▸ EXERCISE AIM: Repeat the entries that follow verbatim, without any of their pictures.

▸ ENTRIES:
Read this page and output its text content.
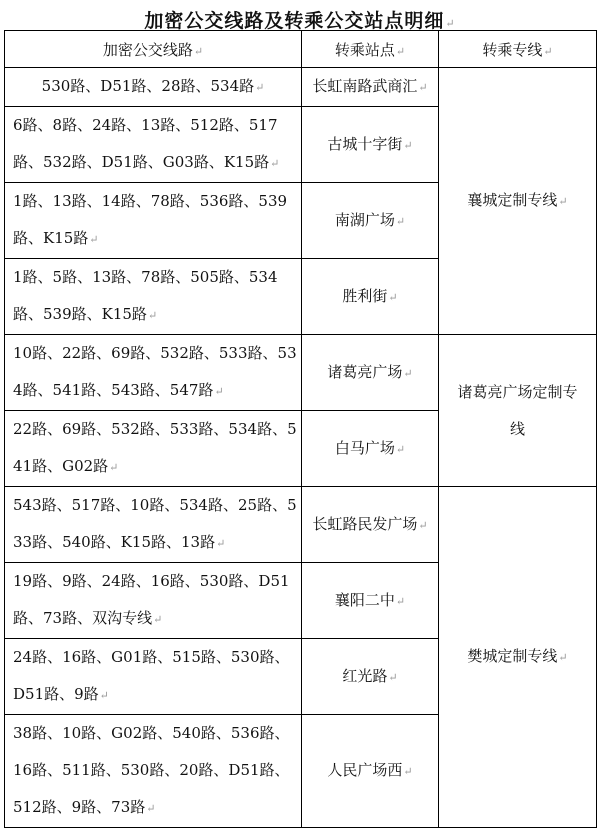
加密公交线路及转乘公交站点明细↵
加密公交线路↵	转乘站点↵	转乘专线↵
530路、D51路、28路、534路↵	长虹南路武商汇↵	襄城定制专线↵
6路、8路、24路、13路、512路、517路、532路、D51路、G03路、K15路↵	古城十字街↵	
1路、13路、14路、78路、536路、539路、K15路↵	南湖广场↵	
1路、5路、13路、78路、505路、534路、539路、K15路↵	胜利街↵	
10路、22路、69路、532路、533路、534路、541路、543路、547路↵	诸葛亮广场↵	诸葛亮广场定制专线
22路、69路、532路、533路、534路、541路、G02路↵	白马广场↵	
543路、517路、10路、534路、25路、533路、540路、K15路、13路↵	长虹路民发广场↵	樊城定制专线↵
19路、9路、24路、16路、530路、D51路、73路、双沟专线↵	襄阳二中↵	
24路、16路、G01路、515路、530路、D51路、9路↵	红光路↵	
38路、10路、G02路、540路、536路、16路、511路、530路、20路、D51路、512路、9路、73路↵	人民广场西↵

▸ TASK ANSWER:
Read this page and output its text content.
加密公交线路及转乘公交站点明细↵
加密公交线路↵	转乘站点↵	转乘专线↵
530路、D51路、28路、534路↵	长虹南路武商汇↵	襄城定制专线↵
6路、8路、24路、13路、512路、517路、532路、D51路、G03路、K15路↵	古城十字街↵	
1路、13路、14路、78路、536路、539路、K15路↵	南湖广场↵	
1路、5路、13路、78路、505路、534路、539路、K15路↵	胜利街↵	
10路、22路、69路、532路、533路、534路、541路、543路、547路↵	诸葛亮广场↵	诸葛亮广场定制专线
22路、69路、532路、533路、534路、541路、G02路↵	白马广场↵	
543路、517路、10路、534路、25路、533路、540路、K15路、13路↵	长虹路民发广场↵	樊城定制专线↵
19路、9路、24路、16路、530路、D51路、73路、双沟专线↵	襄阳二中↵	
24路、16路、G01路、515路、530路、D51路、9路↵	红光路↵	
38路、10路、G02路、540路、536路、16路、511路、530路、20路、D51路、512路、9路、73路↵	人民广场西↵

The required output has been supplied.